# Requirements:
Work through the records below and tally every line containing "color". Reply with the total alone.

Rows from a dataset
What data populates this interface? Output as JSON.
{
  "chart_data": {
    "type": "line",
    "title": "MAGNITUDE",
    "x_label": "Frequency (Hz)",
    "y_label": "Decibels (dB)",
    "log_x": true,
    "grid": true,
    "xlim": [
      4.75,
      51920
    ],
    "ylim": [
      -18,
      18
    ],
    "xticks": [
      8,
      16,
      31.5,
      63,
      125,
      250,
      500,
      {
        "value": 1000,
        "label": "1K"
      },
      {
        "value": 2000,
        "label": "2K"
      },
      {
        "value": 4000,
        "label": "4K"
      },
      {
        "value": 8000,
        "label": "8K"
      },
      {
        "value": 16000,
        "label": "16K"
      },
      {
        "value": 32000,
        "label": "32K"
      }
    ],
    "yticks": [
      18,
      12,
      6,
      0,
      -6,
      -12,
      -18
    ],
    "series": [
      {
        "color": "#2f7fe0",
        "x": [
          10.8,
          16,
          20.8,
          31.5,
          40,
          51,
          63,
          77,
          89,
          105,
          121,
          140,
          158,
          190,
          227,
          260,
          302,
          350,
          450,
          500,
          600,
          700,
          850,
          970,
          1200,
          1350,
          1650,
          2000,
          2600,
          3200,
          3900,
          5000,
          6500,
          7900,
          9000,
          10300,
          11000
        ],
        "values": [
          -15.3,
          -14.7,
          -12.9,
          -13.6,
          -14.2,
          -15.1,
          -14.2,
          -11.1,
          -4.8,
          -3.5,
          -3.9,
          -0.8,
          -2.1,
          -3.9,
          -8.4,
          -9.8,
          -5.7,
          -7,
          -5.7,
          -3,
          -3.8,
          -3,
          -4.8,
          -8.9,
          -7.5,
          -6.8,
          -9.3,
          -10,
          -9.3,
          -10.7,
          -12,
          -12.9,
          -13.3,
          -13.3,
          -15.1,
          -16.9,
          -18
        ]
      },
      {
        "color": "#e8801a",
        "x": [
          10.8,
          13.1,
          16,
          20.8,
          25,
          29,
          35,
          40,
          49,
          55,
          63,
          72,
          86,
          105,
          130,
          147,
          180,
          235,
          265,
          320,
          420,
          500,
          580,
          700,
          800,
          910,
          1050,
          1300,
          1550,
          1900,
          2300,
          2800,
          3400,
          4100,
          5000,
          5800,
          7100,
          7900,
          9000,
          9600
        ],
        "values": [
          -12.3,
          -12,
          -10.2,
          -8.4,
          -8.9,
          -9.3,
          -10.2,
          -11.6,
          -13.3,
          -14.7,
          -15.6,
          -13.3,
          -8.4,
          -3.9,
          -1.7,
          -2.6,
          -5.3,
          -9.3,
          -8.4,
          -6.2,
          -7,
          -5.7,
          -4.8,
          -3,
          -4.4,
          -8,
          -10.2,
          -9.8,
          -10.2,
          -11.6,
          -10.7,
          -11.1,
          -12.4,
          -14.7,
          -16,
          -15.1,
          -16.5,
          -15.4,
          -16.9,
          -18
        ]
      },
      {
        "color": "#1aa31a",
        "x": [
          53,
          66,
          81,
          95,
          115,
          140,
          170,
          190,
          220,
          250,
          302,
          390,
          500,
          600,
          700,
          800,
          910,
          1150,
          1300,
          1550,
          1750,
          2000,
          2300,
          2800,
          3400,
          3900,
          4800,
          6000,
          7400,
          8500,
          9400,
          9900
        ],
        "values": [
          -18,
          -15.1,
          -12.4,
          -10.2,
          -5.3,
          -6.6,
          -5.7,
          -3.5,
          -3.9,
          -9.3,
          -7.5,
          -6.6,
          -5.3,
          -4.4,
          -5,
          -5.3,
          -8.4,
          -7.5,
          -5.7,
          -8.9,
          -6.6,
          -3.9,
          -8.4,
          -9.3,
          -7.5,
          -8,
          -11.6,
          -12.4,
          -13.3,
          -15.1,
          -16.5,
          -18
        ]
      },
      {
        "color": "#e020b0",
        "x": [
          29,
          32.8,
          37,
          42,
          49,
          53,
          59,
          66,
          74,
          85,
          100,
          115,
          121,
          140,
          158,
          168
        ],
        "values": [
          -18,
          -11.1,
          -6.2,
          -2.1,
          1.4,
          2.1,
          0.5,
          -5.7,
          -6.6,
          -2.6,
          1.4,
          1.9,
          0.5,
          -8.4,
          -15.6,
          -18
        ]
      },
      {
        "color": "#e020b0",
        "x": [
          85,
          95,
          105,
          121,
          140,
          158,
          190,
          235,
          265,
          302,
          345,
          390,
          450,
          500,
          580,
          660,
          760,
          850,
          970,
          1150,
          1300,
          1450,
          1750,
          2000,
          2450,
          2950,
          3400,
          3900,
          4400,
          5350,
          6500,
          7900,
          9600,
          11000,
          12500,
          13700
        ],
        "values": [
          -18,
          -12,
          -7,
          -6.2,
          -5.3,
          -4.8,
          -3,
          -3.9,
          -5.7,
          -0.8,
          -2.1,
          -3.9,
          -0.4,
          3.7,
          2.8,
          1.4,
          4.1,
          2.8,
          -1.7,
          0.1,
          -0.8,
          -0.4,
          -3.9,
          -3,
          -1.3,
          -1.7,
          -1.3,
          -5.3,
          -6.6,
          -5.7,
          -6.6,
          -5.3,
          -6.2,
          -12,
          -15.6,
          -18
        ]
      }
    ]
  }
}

# Answer for this exercise:
5